• _Data section_:
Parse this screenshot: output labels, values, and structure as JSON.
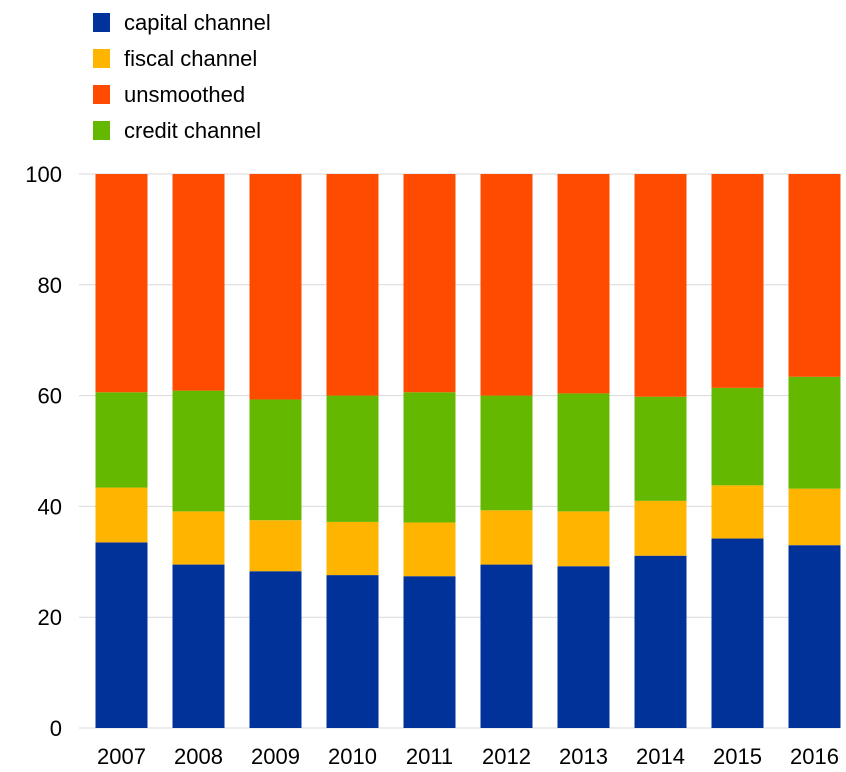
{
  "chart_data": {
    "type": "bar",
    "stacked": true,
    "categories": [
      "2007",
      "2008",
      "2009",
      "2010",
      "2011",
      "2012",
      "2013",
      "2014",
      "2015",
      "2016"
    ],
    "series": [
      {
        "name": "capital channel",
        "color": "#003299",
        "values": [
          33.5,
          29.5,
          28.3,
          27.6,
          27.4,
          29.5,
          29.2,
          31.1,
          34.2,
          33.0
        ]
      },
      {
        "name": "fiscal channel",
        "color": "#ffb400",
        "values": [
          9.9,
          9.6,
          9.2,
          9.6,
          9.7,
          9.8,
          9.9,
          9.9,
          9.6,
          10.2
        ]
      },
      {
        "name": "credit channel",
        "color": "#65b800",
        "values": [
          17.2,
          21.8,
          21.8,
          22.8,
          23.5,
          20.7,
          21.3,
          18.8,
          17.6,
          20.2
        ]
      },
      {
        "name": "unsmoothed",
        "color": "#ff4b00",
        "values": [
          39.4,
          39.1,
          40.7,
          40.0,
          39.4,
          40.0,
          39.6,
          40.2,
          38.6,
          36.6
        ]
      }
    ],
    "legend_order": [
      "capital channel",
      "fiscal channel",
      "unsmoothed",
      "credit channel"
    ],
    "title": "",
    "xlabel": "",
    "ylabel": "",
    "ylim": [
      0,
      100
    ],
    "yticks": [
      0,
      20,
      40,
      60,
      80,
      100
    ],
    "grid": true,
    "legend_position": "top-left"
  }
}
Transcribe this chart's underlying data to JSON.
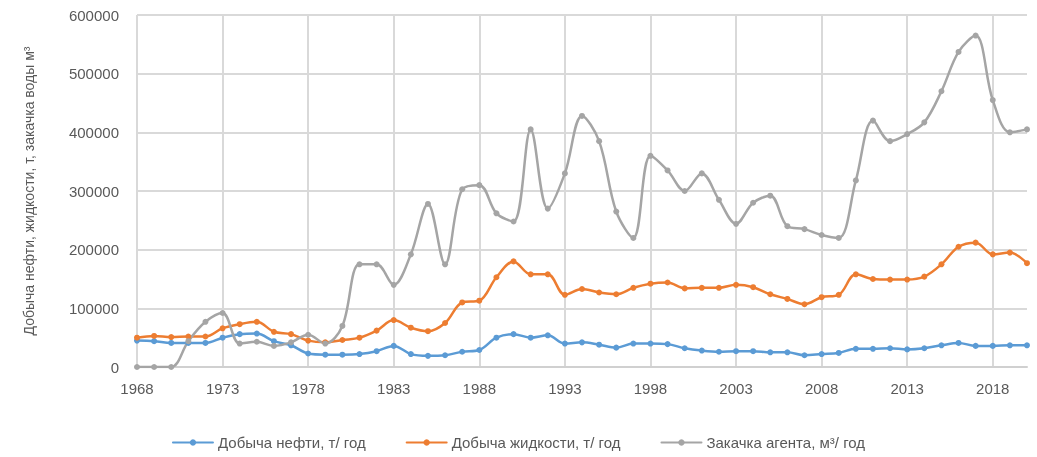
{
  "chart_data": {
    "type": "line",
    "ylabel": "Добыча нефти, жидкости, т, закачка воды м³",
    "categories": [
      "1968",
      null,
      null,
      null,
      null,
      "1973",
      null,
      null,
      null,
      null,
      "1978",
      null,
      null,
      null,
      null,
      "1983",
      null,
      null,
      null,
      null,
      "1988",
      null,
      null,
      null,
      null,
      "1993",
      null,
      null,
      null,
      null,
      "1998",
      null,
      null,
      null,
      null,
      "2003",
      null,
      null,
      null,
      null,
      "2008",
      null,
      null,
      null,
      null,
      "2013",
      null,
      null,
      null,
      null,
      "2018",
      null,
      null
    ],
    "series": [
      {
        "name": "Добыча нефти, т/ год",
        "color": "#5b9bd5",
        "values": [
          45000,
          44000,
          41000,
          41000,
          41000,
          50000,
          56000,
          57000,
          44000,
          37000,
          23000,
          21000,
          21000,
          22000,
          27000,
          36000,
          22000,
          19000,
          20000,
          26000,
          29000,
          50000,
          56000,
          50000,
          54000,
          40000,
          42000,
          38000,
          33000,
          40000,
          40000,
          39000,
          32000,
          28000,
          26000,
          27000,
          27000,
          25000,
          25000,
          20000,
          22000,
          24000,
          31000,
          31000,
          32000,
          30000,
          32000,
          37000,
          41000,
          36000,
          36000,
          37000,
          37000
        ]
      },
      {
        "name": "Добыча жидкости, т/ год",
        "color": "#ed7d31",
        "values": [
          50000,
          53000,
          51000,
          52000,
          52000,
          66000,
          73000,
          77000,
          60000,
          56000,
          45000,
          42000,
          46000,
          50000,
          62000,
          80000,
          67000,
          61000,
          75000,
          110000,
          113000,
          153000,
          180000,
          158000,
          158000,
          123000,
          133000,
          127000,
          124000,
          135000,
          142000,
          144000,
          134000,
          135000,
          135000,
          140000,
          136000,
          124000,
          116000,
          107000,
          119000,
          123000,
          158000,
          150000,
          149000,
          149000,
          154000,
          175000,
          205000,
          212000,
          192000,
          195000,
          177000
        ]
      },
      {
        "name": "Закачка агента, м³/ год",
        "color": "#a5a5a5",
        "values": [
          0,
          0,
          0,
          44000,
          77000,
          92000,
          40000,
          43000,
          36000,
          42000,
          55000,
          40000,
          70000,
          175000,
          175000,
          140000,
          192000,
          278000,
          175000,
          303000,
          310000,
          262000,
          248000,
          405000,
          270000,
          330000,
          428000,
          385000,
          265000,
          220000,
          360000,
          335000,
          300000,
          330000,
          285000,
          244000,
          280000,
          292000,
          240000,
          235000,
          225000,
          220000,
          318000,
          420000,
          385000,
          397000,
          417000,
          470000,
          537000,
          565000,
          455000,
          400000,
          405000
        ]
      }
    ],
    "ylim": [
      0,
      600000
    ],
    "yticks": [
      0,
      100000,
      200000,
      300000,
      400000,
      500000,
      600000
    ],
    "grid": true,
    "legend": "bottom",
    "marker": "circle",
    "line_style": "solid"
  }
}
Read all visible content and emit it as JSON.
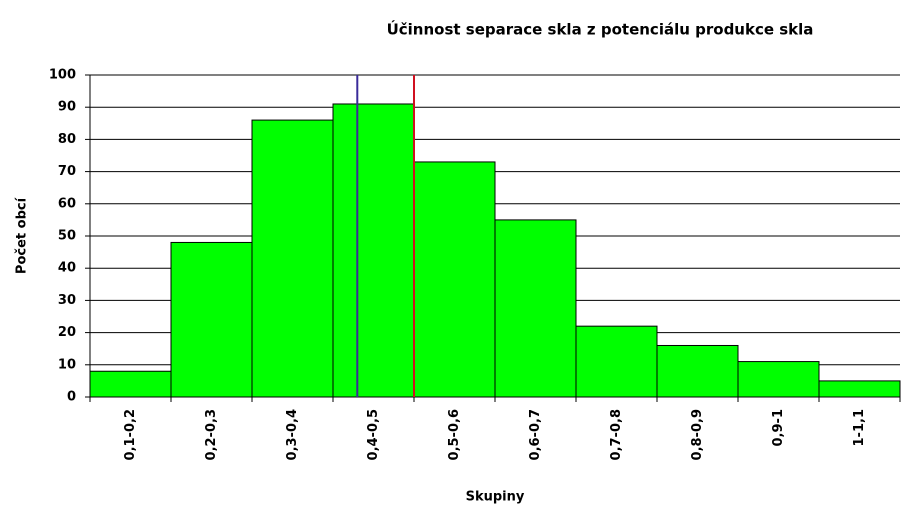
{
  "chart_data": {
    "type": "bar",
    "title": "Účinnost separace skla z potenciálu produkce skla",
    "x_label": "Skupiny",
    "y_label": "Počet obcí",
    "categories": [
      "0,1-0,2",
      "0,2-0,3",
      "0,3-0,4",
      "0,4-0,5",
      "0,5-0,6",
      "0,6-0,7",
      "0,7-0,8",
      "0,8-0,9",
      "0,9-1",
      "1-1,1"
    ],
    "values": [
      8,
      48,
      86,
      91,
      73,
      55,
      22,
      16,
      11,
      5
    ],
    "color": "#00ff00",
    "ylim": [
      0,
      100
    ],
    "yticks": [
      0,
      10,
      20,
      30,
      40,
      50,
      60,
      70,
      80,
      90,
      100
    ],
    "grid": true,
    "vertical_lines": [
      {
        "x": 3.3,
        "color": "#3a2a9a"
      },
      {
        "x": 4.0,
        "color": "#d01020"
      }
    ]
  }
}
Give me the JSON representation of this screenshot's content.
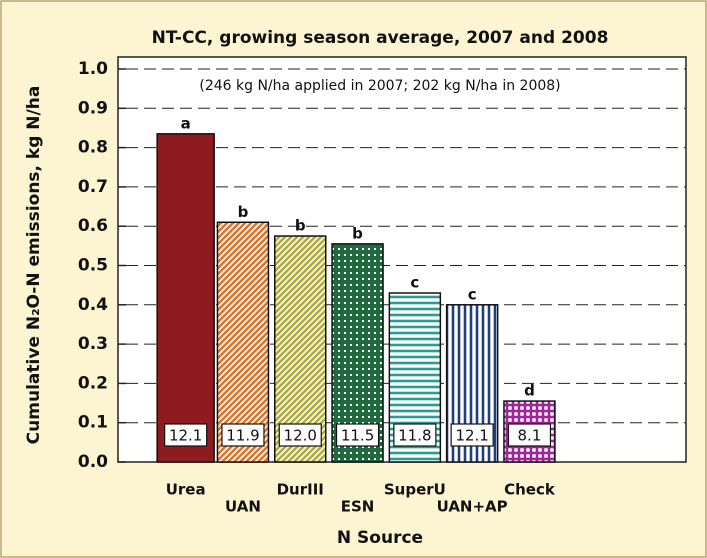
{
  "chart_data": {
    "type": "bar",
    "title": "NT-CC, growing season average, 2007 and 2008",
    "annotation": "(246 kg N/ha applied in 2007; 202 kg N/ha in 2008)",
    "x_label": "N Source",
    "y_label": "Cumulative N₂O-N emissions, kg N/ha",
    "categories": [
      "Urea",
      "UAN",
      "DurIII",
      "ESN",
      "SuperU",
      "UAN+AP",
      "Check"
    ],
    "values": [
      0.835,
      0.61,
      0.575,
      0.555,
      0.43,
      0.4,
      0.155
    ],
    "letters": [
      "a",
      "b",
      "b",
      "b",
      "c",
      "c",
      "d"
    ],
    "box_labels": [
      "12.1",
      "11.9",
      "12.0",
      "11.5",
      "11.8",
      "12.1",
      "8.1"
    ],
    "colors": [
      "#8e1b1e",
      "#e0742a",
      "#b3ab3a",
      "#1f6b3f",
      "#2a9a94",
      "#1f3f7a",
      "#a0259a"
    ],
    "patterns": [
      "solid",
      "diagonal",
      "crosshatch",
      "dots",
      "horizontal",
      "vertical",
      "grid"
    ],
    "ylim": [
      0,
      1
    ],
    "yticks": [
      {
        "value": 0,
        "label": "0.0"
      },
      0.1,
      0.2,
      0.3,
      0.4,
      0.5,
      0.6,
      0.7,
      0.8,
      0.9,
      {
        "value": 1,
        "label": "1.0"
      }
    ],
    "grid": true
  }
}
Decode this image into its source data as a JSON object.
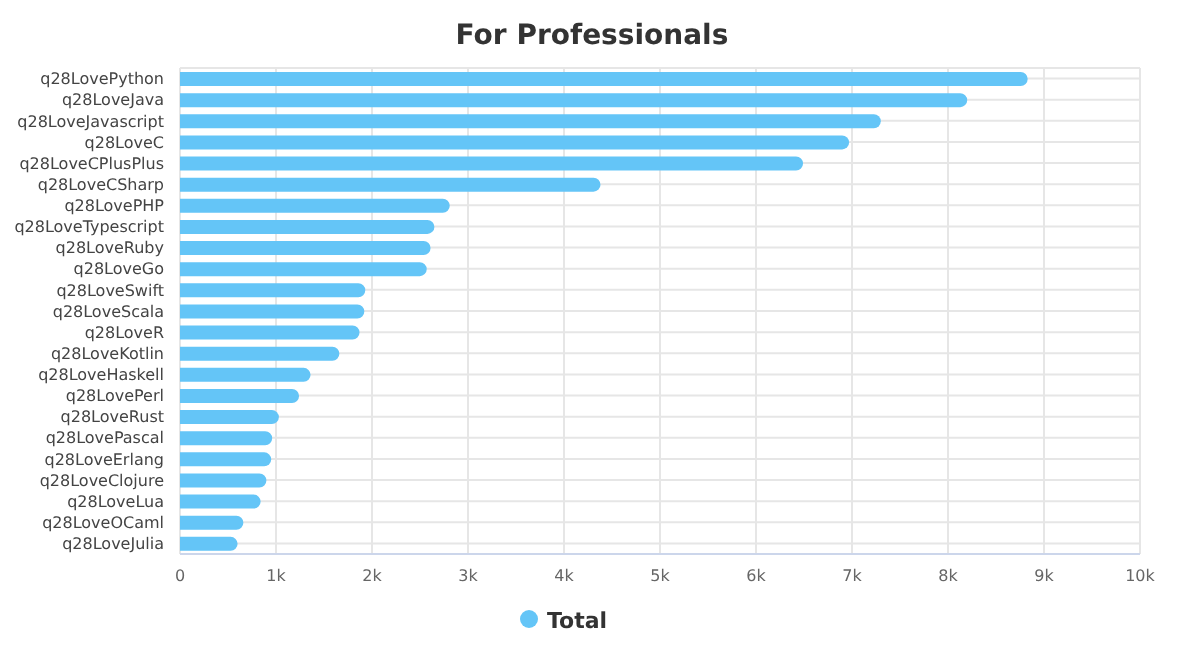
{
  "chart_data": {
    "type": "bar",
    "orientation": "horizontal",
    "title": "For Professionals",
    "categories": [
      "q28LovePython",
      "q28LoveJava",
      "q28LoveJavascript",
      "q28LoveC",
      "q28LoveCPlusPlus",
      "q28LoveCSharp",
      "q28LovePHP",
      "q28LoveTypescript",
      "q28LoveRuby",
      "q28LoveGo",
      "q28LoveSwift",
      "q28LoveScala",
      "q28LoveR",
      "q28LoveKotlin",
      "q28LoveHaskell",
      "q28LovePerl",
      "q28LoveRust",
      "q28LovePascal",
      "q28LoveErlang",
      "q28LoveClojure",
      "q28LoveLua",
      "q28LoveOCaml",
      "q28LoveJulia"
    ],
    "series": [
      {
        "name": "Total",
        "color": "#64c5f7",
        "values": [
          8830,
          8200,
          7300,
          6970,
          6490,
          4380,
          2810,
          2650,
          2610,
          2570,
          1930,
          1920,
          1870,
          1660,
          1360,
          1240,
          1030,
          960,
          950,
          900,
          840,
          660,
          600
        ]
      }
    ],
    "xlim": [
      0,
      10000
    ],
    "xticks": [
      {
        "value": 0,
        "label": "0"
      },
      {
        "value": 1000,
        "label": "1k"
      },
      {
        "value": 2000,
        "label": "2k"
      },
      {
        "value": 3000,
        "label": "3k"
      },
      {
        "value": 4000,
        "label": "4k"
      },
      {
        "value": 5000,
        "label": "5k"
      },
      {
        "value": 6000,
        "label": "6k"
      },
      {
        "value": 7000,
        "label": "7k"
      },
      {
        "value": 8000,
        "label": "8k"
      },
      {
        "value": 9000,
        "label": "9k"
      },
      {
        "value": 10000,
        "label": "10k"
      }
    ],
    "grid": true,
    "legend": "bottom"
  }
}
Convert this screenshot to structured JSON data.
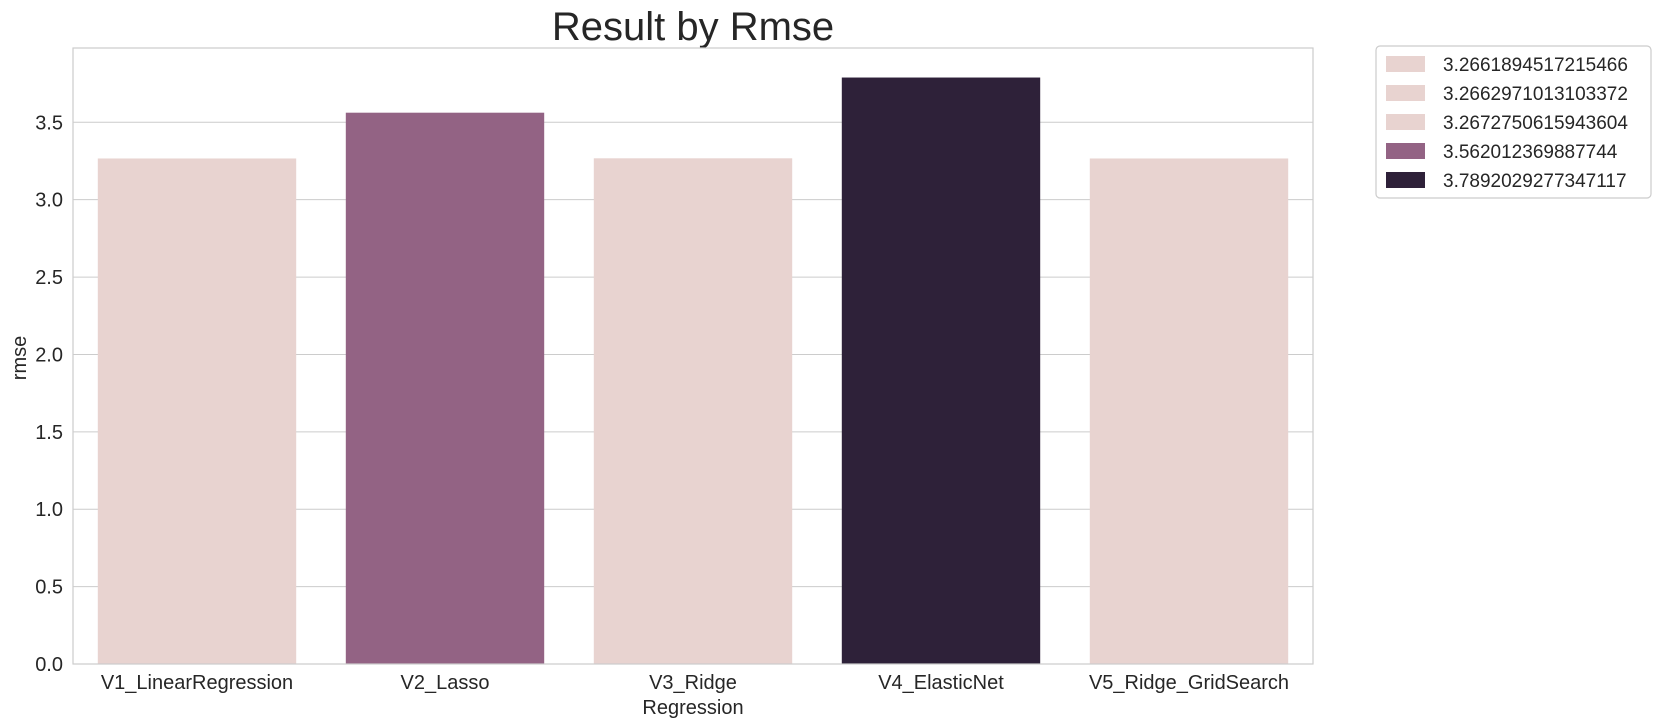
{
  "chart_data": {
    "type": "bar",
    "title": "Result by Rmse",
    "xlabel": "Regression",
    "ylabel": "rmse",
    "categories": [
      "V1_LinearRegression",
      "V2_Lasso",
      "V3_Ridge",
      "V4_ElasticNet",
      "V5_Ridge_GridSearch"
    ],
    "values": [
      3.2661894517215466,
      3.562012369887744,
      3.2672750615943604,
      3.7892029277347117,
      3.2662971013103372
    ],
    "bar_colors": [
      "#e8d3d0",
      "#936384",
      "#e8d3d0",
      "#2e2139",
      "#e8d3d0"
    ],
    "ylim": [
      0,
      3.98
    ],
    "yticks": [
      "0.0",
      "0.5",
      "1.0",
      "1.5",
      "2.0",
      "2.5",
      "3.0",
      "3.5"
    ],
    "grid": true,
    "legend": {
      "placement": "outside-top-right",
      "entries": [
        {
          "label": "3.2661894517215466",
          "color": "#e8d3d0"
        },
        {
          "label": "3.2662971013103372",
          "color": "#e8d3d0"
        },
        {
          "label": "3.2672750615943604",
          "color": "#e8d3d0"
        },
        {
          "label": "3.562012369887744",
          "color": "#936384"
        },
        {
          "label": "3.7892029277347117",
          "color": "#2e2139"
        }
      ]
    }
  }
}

• _What to do_:
Give the count of lines holding the word "title", with no other words.

• _Solved problem_:
5